** start of RECORDS TO USE **
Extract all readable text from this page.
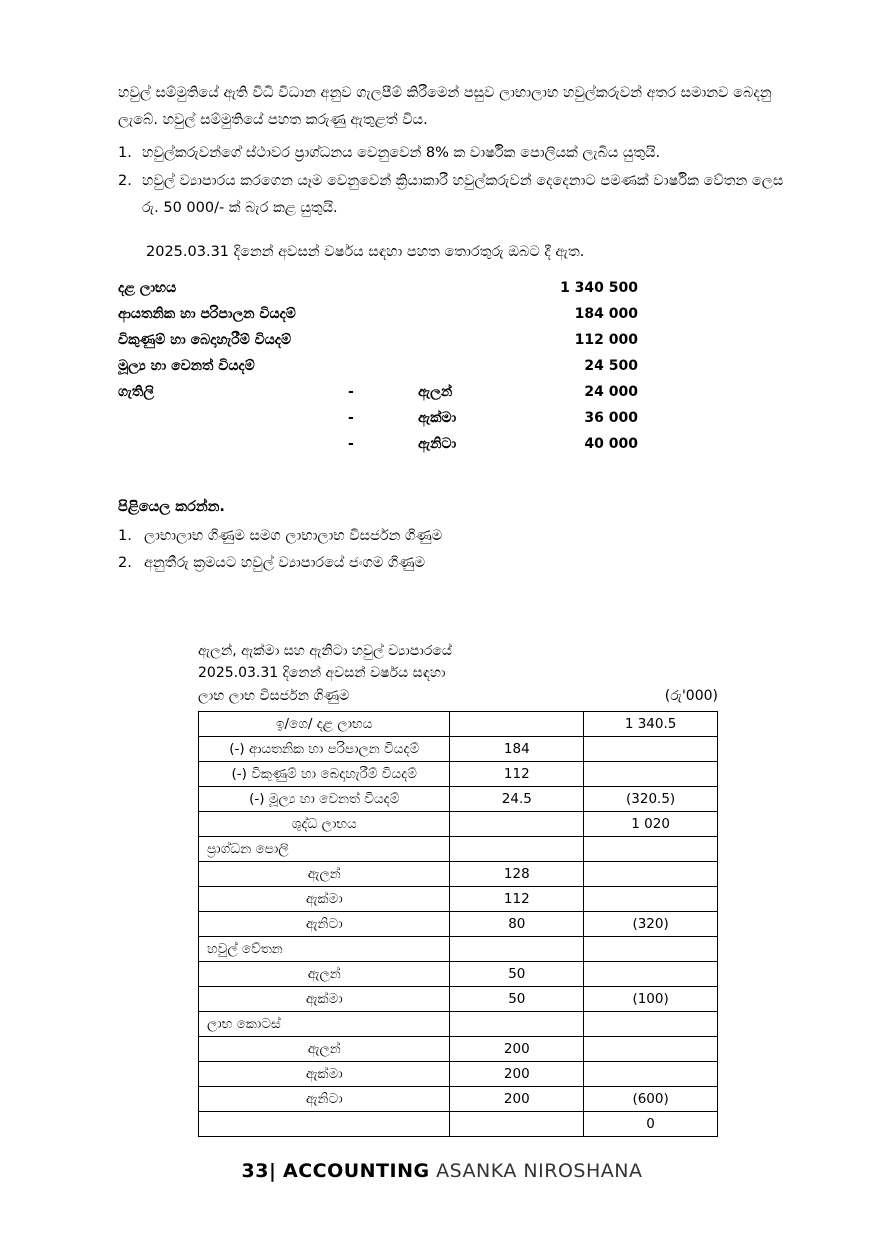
හවුල් සම්මුතියේ ඇති විධි විධාන අනුව ගැලපීම් කිරීමෙන් පසුව ලාභාලාභ හවුල්කරුවන් අතර සමානව බෙදනු ලැබේ. හවුල් සම්මුතියේ පහත කරුණු ඇතුළත් විය.

1. හවුල්කරුවන්ගේ ස්ථාවර ප්‍රාග්ධනය වෙනුවෙන් 8% ක වාර්ෂික පොලියක් ලැබිය යුතුයි.
2. හවුල් ව්‍යාපාරය කරගෙන යෑම වෙනුවෙන් ක්‍රියාකාරී හවුල්කරුවන් දෙදෙනාට පමණක් වාර්ෂික වේතන ලෙස රු. 50 000/- ක් බැර කළ යුතුයි.
2025.03.31 දිනෙන් අවසන් වර්ෂය සඳහා පහත තොරතුරු ඔබට දී ඇත.
දළ ලාභය			1 340 500
ආයතනික හා පරිපාලන වියදම්			184 000
විකුණුම් හා බෙදාහැරීම් වියදම්			112 000
මූල්‍ය හා වෙනත් වියදම්			24 500
ගැතිලි	-	ඇලන්	24 000
	-	ඇක්මා	36 000
	-	ඇනිටා	40 000
පිළියෙල කරන්න.
1. ලාභාලාභ ගිණුම සමග ලාභාලාභ විසර්ජන ගිණුම
2. අනුතීරු ක්‍රමයට හවුල් ව්‍යාපාරයේ ජංගම ගිණුම
ඇලන්, ඇක්මා සහ ඇනිටා හවුල් ව්‍යාපාරයේ
2025.03.31 දිනෙන් අවසන් වර්ෂය සඳහා
ලාභ ලාභ විසර්ජන ගිණුම	(රු'000)
ඉ/ගෙ/ දළ ලාභය		1 340.5
(-) ආයතනික හා පරිපාලන වියදම්	184	
(-) විකුණුම් හා බෙදාහැරීම් වියදම්	112	
(-) මූල්‍ය හා වෙනත් වියදම්	24.5	(320.5)
ශුද්ධ ලාභය		1 020
ප්‍රාග්ධන පොලි		
ඇලන්	128	
ඇක්මා	112	
ඇනිටා	80	(320)
හවුල් වේතන		
ඇලන්	50	
ඇක්මා	50	(100)
ලාභ කොටස්		
ඇලන්	200	
ඇක්මා	200	
ඇනිටා	200	(600)
		0
33| ACCOUNTING ASANKA NIROSHANA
** end of RECORDS TO USE **
• TASK GOAL: Print out the lines exactly, skipping any picture.

• RESULT OF THE EXERCISE:
Extract all readable text from this page.
හවුල් සම්මුතියේ ඇති විධි විධාන අනුව ගැලපීම් කිරීමෙන් පසුව ලාභාලාභ හවුල්කරුවන් අතර සමානව බෙදනු ලැබේ. හවුල් සම්මුතියේ පහත කරුණු ඇතුළත් විය.

1. හවුල්කරුවන්ගේ ස්ථාවර ප්‍රාග්ධනය වෙනුවෙන් 8% ක වාර්ෂික පොලියක් ලැබිය යුතුයි.
2. හවුල් ව්‍යාපාරය කරගෙන යෑම වෙනුවෙන් ක්‍රියාකාරී හවුල්කරුවන් දෙදෙනාට පමණක් වාර්ෂික වේතන ලෙස රු. 50 000/- ක් බැර කළ යුතුයි.
2025.03.31 දිනෙන් අවසන් වර්ෂය සඳහා පහත තොරතුරු ඔබට දී ඇත.
දළ ලාභය			1 340 500
ආයතනික හා පරිපාලන වියදම්			184 000
විකුණුම් හා බෙදාහැරීම් වියදම්			112 000
මූල්‍ය හා වෙනත් වියදම්			24 500
ගැතිලි	-	ඇලන්	24 000
	-	ඇක්මා	36 000
	-	ඇනිටා	40 000
පිළියෙල කරන්න.
1. ලාභාලාභ ගිණුම සමග ලාභාලාභ විසර්ජන ගිණුම
2. අනුතීරු ක්‍රමයට හවුල් ව්‍යාපාරයේ ජංගම ගිණුම
ඇලන්, ඇක්මා සහ ඇනිටා හවුල් ව්‍යාපාරයේ
2025.03.31 දිනෙන් අවසන් වර්ෂය සඳහා
ලාභ ලාභ විසර්ජන ගිණුම	(රු'000)
ඉ/ගෙ/ දළ ලාභය		1 340.5
(-) ආයතනික හා පරිපාලන වියදම්	184	
(-) විකුණුම් හා බෙදාහැරීම් වියදම්	112	
(-) මූල්‍ය හා වෙනත් වියදම්	24.5	(320.5)
ශුද්ධ ලාභය		1 020
ප්‍රාග්ධන පොලි		
ඇලන්	128	
ඇක්මා	112	
ඇනිටා	80	(320)
හවුල් වේතන		
ඇලන්	50	
ඇක්මා	50	(100)
ලාභ කොටස්		
ඇලන්	200	
ඇක්මා	200	
ඇනිටා	200	(600)
		0
33| ACCOUNTING ASANKA NIROSHANA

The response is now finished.